[Saved data entries]
================================

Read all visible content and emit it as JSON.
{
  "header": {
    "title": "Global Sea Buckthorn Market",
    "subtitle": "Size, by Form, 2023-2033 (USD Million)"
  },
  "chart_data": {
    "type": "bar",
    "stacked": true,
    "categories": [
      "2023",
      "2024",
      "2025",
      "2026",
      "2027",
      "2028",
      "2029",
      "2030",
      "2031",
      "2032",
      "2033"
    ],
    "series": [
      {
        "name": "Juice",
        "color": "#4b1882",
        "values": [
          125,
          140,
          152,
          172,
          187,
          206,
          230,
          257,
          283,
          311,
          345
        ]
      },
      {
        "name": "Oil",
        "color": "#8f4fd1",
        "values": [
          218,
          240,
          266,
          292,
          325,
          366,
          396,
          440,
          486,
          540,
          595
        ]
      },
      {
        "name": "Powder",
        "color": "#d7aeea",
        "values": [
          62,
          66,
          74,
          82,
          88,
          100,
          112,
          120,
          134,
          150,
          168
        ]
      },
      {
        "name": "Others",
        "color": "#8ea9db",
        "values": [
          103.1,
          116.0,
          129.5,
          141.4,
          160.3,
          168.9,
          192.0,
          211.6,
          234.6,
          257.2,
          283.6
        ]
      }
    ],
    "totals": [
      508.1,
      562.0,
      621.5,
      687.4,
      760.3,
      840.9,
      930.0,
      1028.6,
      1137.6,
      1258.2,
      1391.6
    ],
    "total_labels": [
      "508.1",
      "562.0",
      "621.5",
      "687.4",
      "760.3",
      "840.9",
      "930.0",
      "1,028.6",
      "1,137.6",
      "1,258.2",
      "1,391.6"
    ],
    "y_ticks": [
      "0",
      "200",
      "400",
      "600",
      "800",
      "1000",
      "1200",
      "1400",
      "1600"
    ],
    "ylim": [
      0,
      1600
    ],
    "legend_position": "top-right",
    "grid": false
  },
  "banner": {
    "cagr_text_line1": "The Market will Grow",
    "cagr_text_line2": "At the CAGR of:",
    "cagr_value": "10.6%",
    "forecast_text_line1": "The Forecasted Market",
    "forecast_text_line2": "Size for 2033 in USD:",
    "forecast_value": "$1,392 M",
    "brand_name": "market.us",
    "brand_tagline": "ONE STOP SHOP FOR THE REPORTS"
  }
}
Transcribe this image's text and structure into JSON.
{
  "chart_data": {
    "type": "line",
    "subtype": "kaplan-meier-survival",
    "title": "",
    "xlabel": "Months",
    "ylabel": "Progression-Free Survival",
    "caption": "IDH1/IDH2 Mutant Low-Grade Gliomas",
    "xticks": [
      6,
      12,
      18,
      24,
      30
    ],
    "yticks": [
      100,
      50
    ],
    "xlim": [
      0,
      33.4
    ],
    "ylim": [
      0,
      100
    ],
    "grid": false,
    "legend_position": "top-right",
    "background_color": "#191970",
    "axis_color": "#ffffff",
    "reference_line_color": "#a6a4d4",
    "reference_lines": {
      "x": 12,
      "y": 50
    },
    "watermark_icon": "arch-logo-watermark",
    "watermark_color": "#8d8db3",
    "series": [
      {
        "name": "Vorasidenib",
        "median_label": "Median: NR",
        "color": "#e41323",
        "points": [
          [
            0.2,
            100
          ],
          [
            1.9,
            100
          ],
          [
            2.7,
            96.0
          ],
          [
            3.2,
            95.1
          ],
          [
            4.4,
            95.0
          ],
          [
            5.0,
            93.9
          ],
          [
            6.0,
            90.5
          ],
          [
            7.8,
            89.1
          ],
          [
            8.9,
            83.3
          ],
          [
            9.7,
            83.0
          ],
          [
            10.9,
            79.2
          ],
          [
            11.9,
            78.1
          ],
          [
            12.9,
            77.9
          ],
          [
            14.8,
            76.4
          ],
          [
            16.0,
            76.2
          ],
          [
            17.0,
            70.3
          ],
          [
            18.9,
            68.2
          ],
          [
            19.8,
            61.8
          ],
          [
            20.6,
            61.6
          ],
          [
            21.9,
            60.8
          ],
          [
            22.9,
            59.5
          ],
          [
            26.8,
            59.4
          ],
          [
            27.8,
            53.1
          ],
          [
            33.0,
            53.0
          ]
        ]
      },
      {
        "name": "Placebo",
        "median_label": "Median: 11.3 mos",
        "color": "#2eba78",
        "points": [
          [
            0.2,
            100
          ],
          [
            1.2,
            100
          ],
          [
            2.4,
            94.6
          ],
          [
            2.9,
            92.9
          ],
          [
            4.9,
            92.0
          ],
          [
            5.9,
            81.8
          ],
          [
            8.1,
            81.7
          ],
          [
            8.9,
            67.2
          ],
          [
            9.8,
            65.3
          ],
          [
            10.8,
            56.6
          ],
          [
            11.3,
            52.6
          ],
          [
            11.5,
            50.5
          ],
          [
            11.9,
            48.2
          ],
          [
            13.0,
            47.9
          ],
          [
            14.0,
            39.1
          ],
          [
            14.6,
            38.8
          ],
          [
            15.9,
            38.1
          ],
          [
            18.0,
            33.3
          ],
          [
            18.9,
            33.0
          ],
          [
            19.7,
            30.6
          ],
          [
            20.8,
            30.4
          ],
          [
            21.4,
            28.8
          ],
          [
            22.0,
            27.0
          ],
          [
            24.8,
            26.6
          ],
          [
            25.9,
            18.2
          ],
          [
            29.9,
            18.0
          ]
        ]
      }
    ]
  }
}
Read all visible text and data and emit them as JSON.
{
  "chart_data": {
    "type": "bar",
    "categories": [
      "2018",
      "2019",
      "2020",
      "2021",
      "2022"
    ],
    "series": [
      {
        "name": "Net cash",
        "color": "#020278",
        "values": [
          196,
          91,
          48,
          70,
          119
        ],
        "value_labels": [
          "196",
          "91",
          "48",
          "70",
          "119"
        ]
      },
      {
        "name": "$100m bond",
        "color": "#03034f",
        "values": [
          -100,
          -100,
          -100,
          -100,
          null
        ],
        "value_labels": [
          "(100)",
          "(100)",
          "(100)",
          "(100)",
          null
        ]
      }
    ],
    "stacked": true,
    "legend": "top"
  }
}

================================

> **DIRECTIVE**: Working from the material above, retype it in its entirety without change.

> **SOLUTION TO THE PROBLEM**:
Read all visible content and emit it as JSON.
{
  "header": {
    "title": "Global Sea Buckthorn Market",
    "subtitle": "Size, by Form, 2023-2033 (USD Million)"
  },
  "chart_data": {
    "type": "bar",
    "stacked": true,
    "categories": [
      "2023",
      "2024",
      "2025",
      "2026",
      "2027",
      "2028",
      "2029",
      "2030",
      "2031",
      "2032",
      "2033"
    ],
    "series": [
      {
        "name": "Juice",
        "color": "#4b1882",
        "values": [
          125,
          140,
          152,
          172,
          187,
          206,
          230,
          257,
          283,
          311,
          345
        ]
      },
      {
        "name": "Oil",
        "color": "#8f4fd1",
        "values": [
          218,
          240,
          266,
          292,
          325,
          366,
          396,
          440,
          486,
          540,
          595
        ]
      },
      {
        "name": "Powder",
        "color": "#d7aeea",
        "values": [
          62,
          66,
          74,
          82,
          88,
          100,
          112,
          120,
          134,
          150,
          168
        ]
      },
      {
        "name": "Others",
        "color": "#8ea9db",
        "values": [
          103.1,
          116.0,
          129.5,
          141.4,
          160.3,
          168.9,
          192.0,
          211.6,
          234.6,
          257.2,
          283.6
        ]
      }
    ],
    "totals": [
      508.1,
      562.0,
      621.5,
      687.4,
      760.3,
      840.9,
      930.0,
      1028.6,
      1137.6,
      1258.2,
      1391.6
    ],
    "total_labels": [
      "508.1",
      "562.0",
      "621.5",
      "687.4",
      "760.3",
      "840.9",
      "930.0",
      "1,028.6",
      "1,137.6",
      "1,258.2",
      "1,391.6"
    ],
    "y_ticks": [
      "0",
      "200",
      "400",
      "600",
      "800",
      "1000",
      "1200",
      "1400",
      "1600"
    ],
    "ylim": [
      0,
      1600
    ],
    "legend_position": "top-right",
    "grid": false
  },
  "banner": {
    "cagr_text_line1": "The Market will Grow",
    "cagr_text_line2": "At the CAGR of:",
    "cagr_value": "10.6%",
    "forecast_text_line1": "The Forecasted Market",
    "forecast_text_line2": "Size for 2033 in USD:",
    "forecast_value": "$1,392 M",
    "brand_name": "market.us",
    "brand_tagline": "ONE STOP SHOP FOR THE REPORTS"
  }
}
Transcribe this image's text and structure into JSON.
{
  "chart_data": {
    "type": "line",
    "subtype": "kaplan-meier-survival",
    "title": "",
    "xlabel": "Months",
    "ylabel": "Progression-Free Survival",
    "caption": "IDH1/IDH2 Mutant Low-Grade Gliomas",
    "xticks": [
      6,
      12,
      18,
      24,
      30
    ],
    "yticks": [
      100,
      50
    ],
    "xlim": [
      0,
      33.4
    ],
    "ylim": [
      0,
      100
    ],
    "grid": false,
    "legend_position": "top-right",
    "background_color": "#191970",
    "axis_color": "#ffffff",
    "reference_line_color": "#a6a4d4",
    "reference_lines": {
      "x": 12,
      "y": 50
    },
    "watermark_icon": "arch-logo-watermark",
    "watermark_color": "#8d8db3",
    "series": [
      {
        "name": "Vorasidenib",
        "median_label": "Median: NR",
        "color": "#e41323",
        "points": [
          [
            0.2,
            100
          ],
          [
            1.9,
            100
          ],
          [
            2.7,
            96.0
          ],
          [
            3.2,
            95.1
          ],
          [
            4.4,
            95.0
          ],
          [
            5.0,
            93.9
          ],
          [
            6.0,
            90.5
          ],
          [
            7.8,
            89.1
          ],
          [
            8.9,
            83.3
          ],
          [
            9.7,
            83.0
          ],
          [
            10.9,
            79.2
          ],
          [
            11.9,
            78.1
          ],
          [
            12.9,
            77.9
          ],
          [
            14.8,
            76.4
          ],
          [
            16.0,
            76.2
          ],
          [
            17.0,
            70.3
          ],
          [
            18.9,
            68.2
          ],
          [
            19.8,
            61.8
          ],
          [
            20.6,
            61.6
          ],
          [
            21.9,
            60.8
          ],
          [
            22.9,
            59.5
          ],
          [
            26.8,
            59.4
          ],
          [
            27.8,
            53.1
          ],
          [
            33.0,
            53.0
          ]
        ]
      },
      {
        "name": "Placebo",
        "median_label": "Median: 11.3 mos",
        "color": "#2eba78",
        "points": [
          [
            0.2,
            100
          ],
          [
            1.2,
            100
          ],
          [
            2.4,
            94.6
          ],
          [
            2.9,
            92.9
          ],
          [
            4.9,
            92.0
          ],
          [
            5.9,
            81.8
          ],
          [
            8.1,
            81.7
          ],
          [
            8.9,
            67.2
          ],
          [
            9.8,
            65.3
          ],
          [
            10.8,
            56.6
          ],
          [
            11.3,
            52.6
          ],
          [
            11.5,
            50.5
          ],
          [
            11.9,
            48.2
          ],
          [
            13.0,
            47.9
          ],
          [
            14.0,
            39.1
          ],
          [
            14.6,
            38.8
          ],
          [
            15.9,
            38.1
          ],
          [
            18.0,
            33.3
          ],
          [
            18.9,
            33.0
          ],
          [
            19.7,
            30.6
          ],
          [
            20.8,
            30.4
          ],
          [
            21.4,
            28.8
          ],
          [
            22.0,
            27.0
          ],
          [
            24.8,
            26.6
          ],
          [
            25.9,
            18.2
          ],
          [
            29.9,
            18.0
          ]
        ]
      }
    ]
  }
}
Read all visible text and data and emit them as JSON.
{
  "chart_data": {
    "type": "bar",
    "categories": [
      "2018",
      "2019",
      "2020",
      "2021",
      "2022"
    ],
    "series": [
      {
        "name": "Net cash",
        "color": "#020278",
        "values": [
          196,
          91,
          48,
          70,
          119
        ],
        "value_labels": [
          "196",
          "91",
          "48",
          "70",
          "119"
        ]
      },
      {
        "name": "$100m bond",
        "color": "#03034f",
        "values": [
          -100,
          -100,
          -100,
          -100,
          null
        ],
        "value_labels": [
          "(100)",
          "(100)",
          "(100)",
          "(100)",
          null
        ]
      }
    ],
    "stacked": true,
    "legend": "top"
  }
}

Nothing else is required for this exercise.